*YOUR INSTRUCTIONS*
Word for word, give the material below again, minus any images.
------------
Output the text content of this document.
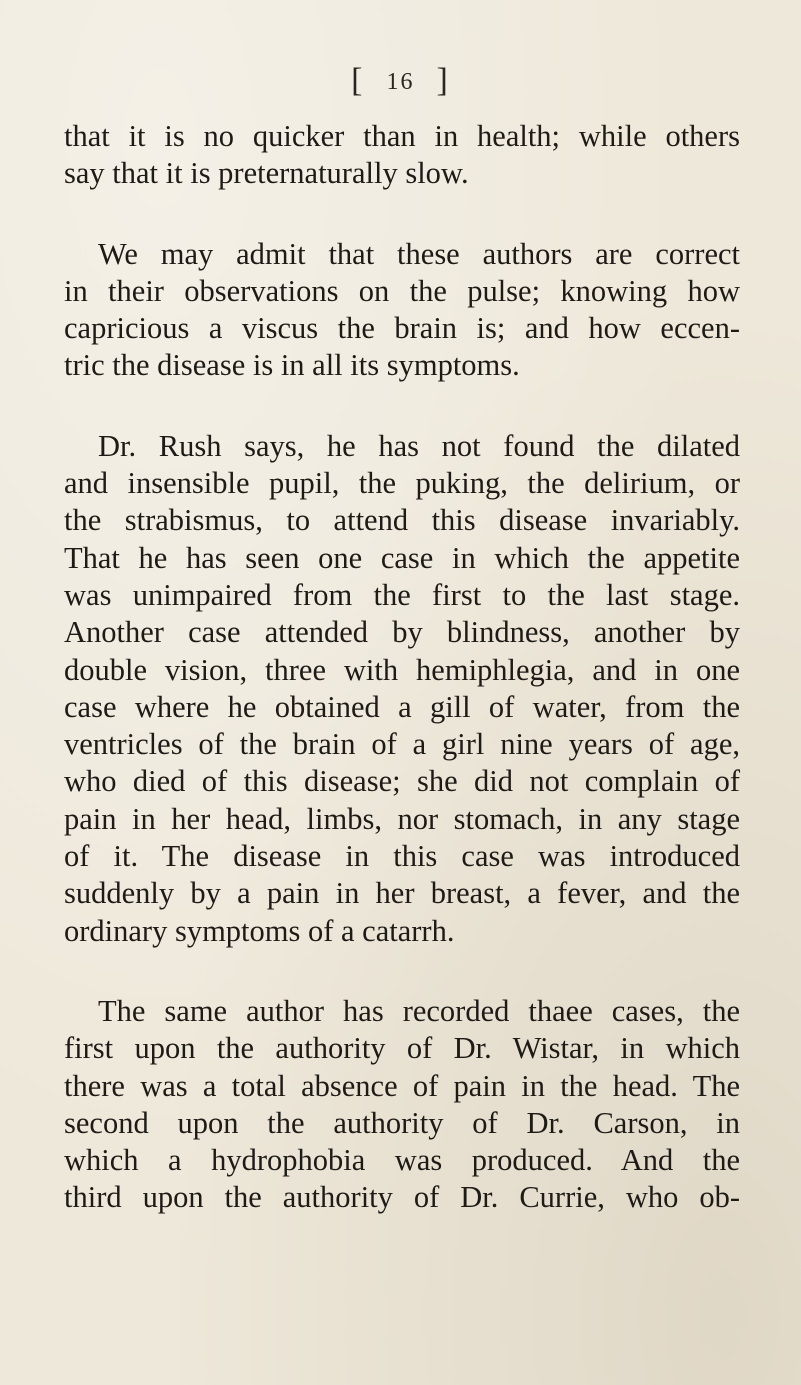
[ 16 ]
that it is no quicker than in health; while others
say that it is preternaturally slow.
We may admit that these authors are correct
in their observations on the pulse; knowing how
capricious a viscus the brain is; and how eccen-
tric the disease is in all its symptoms.
Dr. Rush says, he has not found the dilated
and insensible pupil, the puking, the delirium, or
the strabismus, to attend this disease invariably.
That he has seen one case in which the appetite
was unimpaired from the first to the last stage.
Another case attended by blindness, another by
double vision, three with hemiphlegia, and in one
case where he obtained a gill of water, from the
ventricles of the brain of a girl nine years of age,
who died of this disease; she did not complain of
pain in her head, limbs, nor stomach, in any stage
of it. The disease in this case was introduced
suddenly by a pain in her breast, a fever, and the
ordinary symptoms of a catarrh.
The same author has recorded thaee cases, the
first upon the authority of Dr. Wistar, in which
there was a total absence of pain in the head. The
second upon the authority of Dr. Carson, in
which a hydrophobia was produced. And the
third upon the authority of Dr. Currie, who ob-
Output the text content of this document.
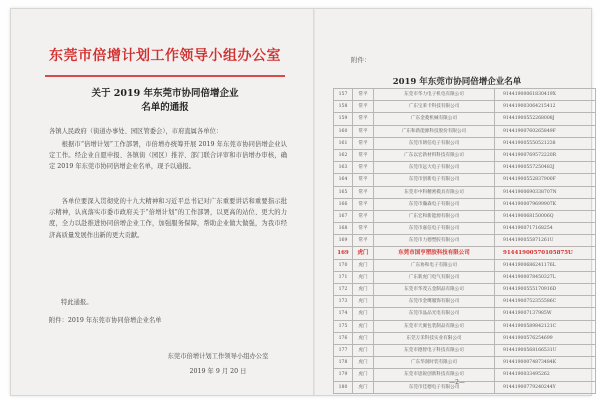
东莞市倍增计划工作领导小组办公室
关于 2019 年东莞市协同倍增企业
名单的通报
各镇人民政府（街道办事处、园区管委会），市府直属各单位：
根据市“倍增计划”工作部署，市倍增办统筹开展 2019 年东莞市协同倍增企业认定工作。经企业自愿申报、各镇街（园区）推荐、部门联合评审和市倍增办审核，确定 2019 年东莞市协同倍增企业名单，现予以通报。
各单位要深入贯彻党的十九大精神和习近平总书记对广东重要讲话和重要指示批示精神，认真落实市委市政府关于“倍增计划”的工作部署，以更高的站位、更大的力度，全力以赴推进协同倍增企业工作，加强服务保障，帮助企业做大做强，为我市经济高质量发展作出新的更大贡献。
特此通报。
附件：2019 年东莞市协同倍增企业名单
东莞市倍增计划工作领导小组办公室
2019 年 9 月 20 日
附件：
2019 年东莞市协同倍增企业名单
157	常平	东莞市华力电子机电有限公司	91441900061830419X
158	常平	广东宝莱卡科技有限公司	914419003064215412
159	常平	广东金菱机械有限公司	91441900552268008J
160	常平	广东和新能源科技股份有限公司	91441900760265849F
161	常平	东莞市朗信电子有限公司	914419005550521238
162	常平	广东以宏新材料科技有限公司	91441900769572220R
163	常平	东莞市远大电子有限公司	91441900557250483J
164	常平	东莞市创新电子有限公司	91441900552837900F
165	常平	东莞市中科精密模具有限公司	91441900690338707N
166	常平	东莞市瀚森电子有限公司	91441900079699907K
167	常平	广东宏和新能源有限公司	9144190068150006Q
168	常平	东莞市嘉信电子有限公司	91441900717168254
169	常平	东莞市力德塑胶有限公司	9144190055871261U
169	虎门	东莞市国亨塑胶科技有限公司	91441900570105875U
170	虎门	广东协和电子有限公司	91441900686241176L
171	虎门	广东新虎门电气有限公司	91441900078450327L
172	虎门	东莞市华茂五金制品有限公司	91441900555170916D
173	虎门	东莞市金鹰服饰有限公司	91441900752355586C
174	虎门	东莞市晶品光电有限公司	914419007137985W
175	虎门	东莞市天翼包装制品有限公司	91441900589842121C
176	虎门	东莞万禾科技实业有限公司	91441900576254699
177	虎门	东莞市德智电子科技有限公司	91441900568166531U
178	虎门	广东华润时装有限公司	91441900074873484K
179	虎门	东莞市思锐创新科技有限公司	9144190033495262
180	虎门	东莞市佳德电子有限公司	91441900779240244Y
—2—
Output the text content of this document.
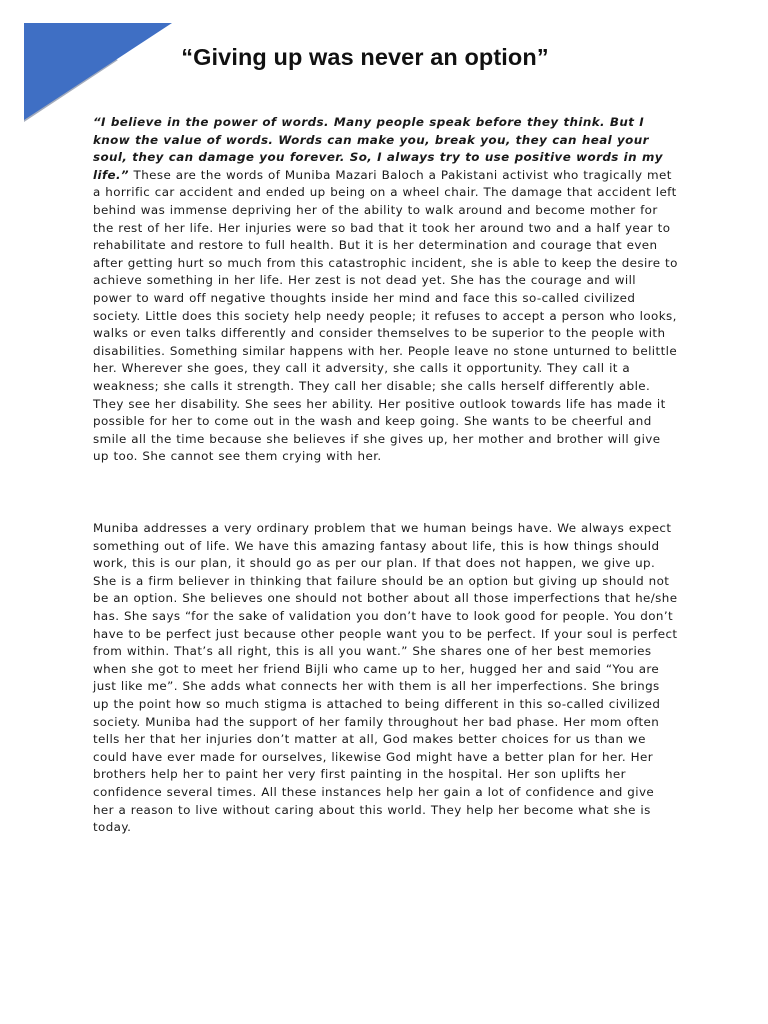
“Giving up was never an option”

“I believe in the power of words. Many people speak before they think. But I know the value of words. Words can make you, break you, they can heal your soul, they can damage you forever. So, I always try to use positive words in my life.” These are the words of Muniba Mazari Baloch a Pakistani activist who tragically met a horrific car accident and ended up being on a wheel chair. The damage that accident left behind was immense depriving her of the ability to walk around and become mother for the rest of her life. Her injuries were so bad that it took her around two and a half year to rehabilitate and restore to full health. But it is her determination and courage that even after getting hurt so much from this catastrophic incident, she is able to keep the desire to achieve something in her life. Her zest is not dead yet. She has the courage and will power to ward off negative thoughts inside her mind and face this so-called civilized society. Little does this society help needy people; it refuses to accept a person who looks, walks or even talks differently and consider themselves to be superior to the people with disabilities. Something similar happens with her. People leave no stone unturned to belittle her. Wherever she goes, they call it adversity, she calls it opportunity. They call it a weakness; she calls it strength. They call her disable; she calls herself differently able. They see her disability. She sees her ability. Her positive outlook towards life has made it possible for her to come out in the wash and keep going. She wants to be cheerful and smile all the time because she believes if she gives up, her mother and brother will give up too. She cannot see them crying with her.

Muniba addresses a very ordinary problem that we human beings have. We always expect something out of life. We have this amazing fantasy about life, this is how things should work, this is our plan, it should go as per our plan. If that does not happen, we give up. She is a firm believer in thinking that failure should be an option but giving up should not be an option. She believes one should not bother about all those imperfections that he/she has. She says “for the sake of validation you don’t have to look good for people. You don’t have to be perfect just because other people want you to be perfect. If your soul is perfect from within. That’s all right, this is all you want.” She shares one of her best memories when she got to meet her friend Bijli who came up to her, hugged her and said “You are just like me”. She adds what connects her with them is all her imperfections. She brings up the point how so much stigma is attached to being different in this so-called civilized society. Muniba had the support of her family throughout her bad phase. Her mom often tells her that her injuries don’t matter at all, God makes better choices for us than we could have ever made for ourselves, likewise God might have a better plan for her. Her brothers help her to paint her very first painting in the hospital. Her son uplifts her confidence several times. All these instances help her gain a lot of confidence and give her a reason to live without caring about this world. They help her become what she is today.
------------
*WRITTEN RESPONSE*
Output the text content of this document.
[ 16 ]
that it is no quicker than in health; while others
say that it is preternaturally slow.
We may admit that these authors are correct
in their observations on the pulse; knowing how
capricious a viscus the brain is; and how eccen-
tric the disease is in all its symptoms.
Dr. Rush says, he has not found the dilated
and insensible pupil, the puking, the delirium, or
the strabismus, to attend this disease invariably.
That he has seen one case in which the appetite
was unimpaired from the first to the last stage.
Another case attended by blindness, another by
double vision, three with hemiphlegia, and in one
case where he obtained a gill of water, from the
ventricles of the brain of a girl nine years of age,
who died of this disease; she did not complain of
pain in her head, limbs, nor stomach, in any stage
of it. The disease in this case was introduced
suddenly by a pain in her breast, a fever, and the
ordinary symptoms of a catarrh.
The same author has recorded thaee cases, the
first upon the authority of Dr. Wistar, in which
there was a total absence of pain in the head. The
second upon the authority of Dr. Carson, in
which a hydrophobia was produced. And the
third upon the authority of Dr. Currie, who ob-
Output the text content of this document.
东莞市倍增计划工作领导小组办公室
关于 2019 年东莞市协同倍增企业
名单的通报
各镇人民政府（街道办事处、园区管委会），市府直属各单位：
根据市“倍增计划”工作部署，市倍增办统筹开展 2019 年东莞市协同倍增企业认定工作。经企业自愿申报、各镇街（园区）推荐、部门联合评审和市倍增办审核，确定 2019 年东莞市协同倍增企业名单，现予以通报。
各单位要深入贯彻党的十九大精神和习近平总书记对广东重要讲话和重要指示批示精神，认真落实市委市政府关于“倍增计划”的工作部署，以更高的站位、更大的力度，全力以赴推进协同倍增企业工作，加强服务保障，帮助企业做大做强，为我市经济高质量发展作出新的更大贡献。
特此通报。
附件：2019 年东莞市协同倍增企业名单
东莞市倍增计划工作领导小组办公室
2019 年 9 月 20 日
附件：
2019 年东莞市协同倍增企业名单
157	常平	东莞市华力电子机电有限公司	91441900061830419X
158	常平	广东宝莱卡科技有限公司	914419003064215412
159	常平	广东金菱机械有限公司	91441900552268008J
160	常平	广东和新能源科技股份有限公司	91441900760265849F
161	常平	东莞市朗信电子有限公司	914419005550521238
162	常平	广东以宏新材料科技有限公司	91441900769572220R
163	常平	东莞市远大电子有限公司	91441900557250483J
164	常平	东莞市创新电子有限公司	91441900552837900F
165	常平	东莞市中科精密模具有限公司	91441900690338707N
166	常平	东莞市瀚森电子有限公司	91441900079699907K
167	常平	广东宏和新能源有限公司	9144190068150006Q
168	常平	东莞市嘉信电子有限公司	91441900717168254
169	常平	东莞市力德塑胶有限公司	9144190055871261U
169	虎门	东莞市国亨塑胶科技有限公司	91441900570105875U
170	虎门	广东协和电子有限公司	91441900686241176L
171	虎门	广东新虎门电气有限公司	91441900078450327L
172	虎门	东莞市华茂五金制品有限公司	91441900555170916D
173	虎门	东莞市金鹰服饰有限公司	91441900752355586C
174	虎门	东莞市晶品光电有限公司	914419007137985W
175	虎门	东莞市天翼包装制品有限公司	91441900589842121C
176	虎门	东莞万禾科技实业有限公司	91441900576254699
177	虎门	东莞市德智电子科技有限公司	91441900568166531U
178	虎门	广东华润时装有限公司	91441900074873484K
179	虎门	东莞市思锐创新科技有限公司	9144190033495262
180	虎门	东莞市佳德电子有限公司	91441900779240244Y
—2—
Output the text content of this document.
“Giving up was never an option”

“I believe in the power of words. Many people speak before they think. But I know the value of words. Words can make you, break you, they can heal your soul, they can damage you forever. So, I always try to use positive words in my life.” These are the words of Muniba Mazari Baloch a Pakistani activist who tragically met a horrific car accident and ended up being on a wheel chair. The damage that accident left behind was immense depriving her of the ability to walk around and become mother for the rest of her life. Her injuries were so bad that it took her around two and a half year to rehabilitate and restore to full health. But it is her determination and courage that even after getting hurt so much from this catastrophic incident, she is able to keep the desire to achieve something in her life. Her zest is not dead yet. She has the courage and will power to ward off negative thoughts inside her mind and face this so-called civilized society. Little does this society help needy people; it refuses to accept a person who looks, walks or even talks differently and consider themselves to be superior to the people with disabilities. Something similar happens with her. People leave no stone unturned to belittle her. Wherever she goes, they call it adversity, she calls it opportunity. They call it a weakness; she calls it strength. They call her disable; she calls herself differently able. They see her disability. She sees her ability. Her positive outlook towards life has made it possible for her to come out in the wash and keep going. She wants to be cheerful and smile all the time because she believes if she gives up, her mother and brother will give up too. She cannot see them crying with her.

Muniba addresses a very ordinary problem that we human beings have. We always expect something out of life. We have this amazing fantasy about life, this is how things should work, this is our plan, it should go as per our plan. If that does not happen, we give up. She is a firm believer in thinking that failure should be an option but giving up should not be an option. She believes one should not bother about all those imperfections that he/she has. She says “for the sake of validation you don’t have to look good for people. You don’t have to be perfect just because other people want you to be perfect. If your soul is perfect from within. That’s all right, this is all you want.” She shares one of her best memories when she got to meet her friend Bijli who came up to her, hugged her and said “You are just like me”. She adds what connects her with them is all her imperfections. She brings up the point how so much stigma is attached to being different in this so-called civilized society. Muniba had the support of her family throughout her bad phase. Her mom often tells her that her injuries don’t matter at all, God makes better choices for us than we could have ever made for ourselves, likewise God might have a better plan for her. Her brothers help her to paint her very first painting in the hospital. Her son uplifts her confidence several times. All these instances help her gain a lot of confidence and give her a reason to live without caring about this world. They help her become what she is today.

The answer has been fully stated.